• Task statement: Your task is to locate every line holding the string "JSON" and to copy each of them.

::::::::::

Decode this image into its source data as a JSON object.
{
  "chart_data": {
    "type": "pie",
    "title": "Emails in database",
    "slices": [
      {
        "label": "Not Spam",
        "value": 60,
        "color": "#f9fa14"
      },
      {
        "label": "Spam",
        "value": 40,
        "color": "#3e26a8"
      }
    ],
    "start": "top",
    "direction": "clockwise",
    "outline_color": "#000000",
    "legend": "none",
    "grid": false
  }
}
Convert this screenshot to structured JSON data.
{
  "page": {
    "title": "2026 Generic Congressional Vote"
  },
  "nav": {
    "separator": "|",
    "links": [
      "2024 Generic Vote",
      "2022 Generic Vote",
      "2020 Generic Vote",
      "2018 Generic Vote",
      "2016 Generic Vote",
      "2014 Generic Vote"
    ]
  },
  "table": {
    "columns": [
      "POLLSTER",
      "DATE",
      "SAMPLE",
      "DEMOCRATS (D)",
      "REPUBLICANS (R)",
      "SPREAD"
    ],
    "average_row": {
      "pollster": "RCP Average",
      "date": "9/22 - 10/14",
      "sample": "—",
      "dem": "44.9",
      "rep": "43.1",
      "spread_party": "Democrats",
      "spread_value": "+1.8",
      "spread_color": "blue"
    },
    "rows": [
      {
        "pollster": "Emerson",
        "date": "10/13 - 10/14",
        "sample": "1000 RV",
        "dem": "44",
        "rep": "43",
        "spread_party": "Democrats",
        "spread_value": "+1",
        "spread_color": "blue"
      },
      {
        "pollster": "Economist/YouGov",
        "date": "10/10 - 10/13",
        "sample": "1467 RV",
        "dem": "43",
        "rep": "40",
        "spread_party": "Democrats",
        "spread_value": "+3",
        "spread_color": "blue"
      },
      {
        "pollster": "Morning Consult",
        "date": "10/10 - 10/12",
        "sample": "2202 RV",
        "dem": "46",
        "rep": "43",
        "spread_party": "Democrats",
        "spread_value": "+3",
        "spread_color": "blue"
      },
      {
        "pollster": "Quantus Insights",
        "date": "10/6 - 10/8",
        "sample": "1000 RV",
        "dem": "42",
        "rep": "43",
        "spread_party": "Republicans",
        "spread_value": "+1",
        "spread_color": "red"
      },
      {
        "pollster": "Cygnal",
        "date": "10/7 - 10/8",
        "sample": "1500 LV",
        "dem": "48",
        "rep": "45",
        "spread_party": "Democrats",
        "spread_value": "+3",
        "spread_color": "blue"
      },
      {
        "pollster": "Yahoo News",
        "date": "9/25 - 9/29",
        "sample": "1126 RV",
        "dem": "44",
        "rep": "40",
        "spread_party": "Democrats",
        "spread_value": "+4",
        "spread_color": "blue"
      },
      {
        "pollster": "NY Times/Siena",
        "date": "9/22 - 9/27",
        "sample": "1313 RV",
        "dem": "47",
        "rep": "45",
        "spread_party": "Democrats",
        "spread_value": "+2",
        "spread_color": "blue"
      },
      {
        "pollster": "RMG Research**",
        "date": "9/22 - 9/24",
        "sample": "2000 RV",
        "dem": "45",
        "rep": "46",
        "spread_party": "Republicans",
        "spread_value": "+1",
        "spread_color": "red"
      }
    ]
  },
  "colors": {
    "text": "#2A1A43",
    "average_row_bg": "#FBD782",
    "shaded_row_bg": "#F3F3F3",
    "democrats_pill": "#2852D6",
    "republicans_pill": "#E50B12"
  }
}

::::::::::

• Task response:
Decode this image into its source data as a JSON object.
Convert this screenshot to structured JSON data.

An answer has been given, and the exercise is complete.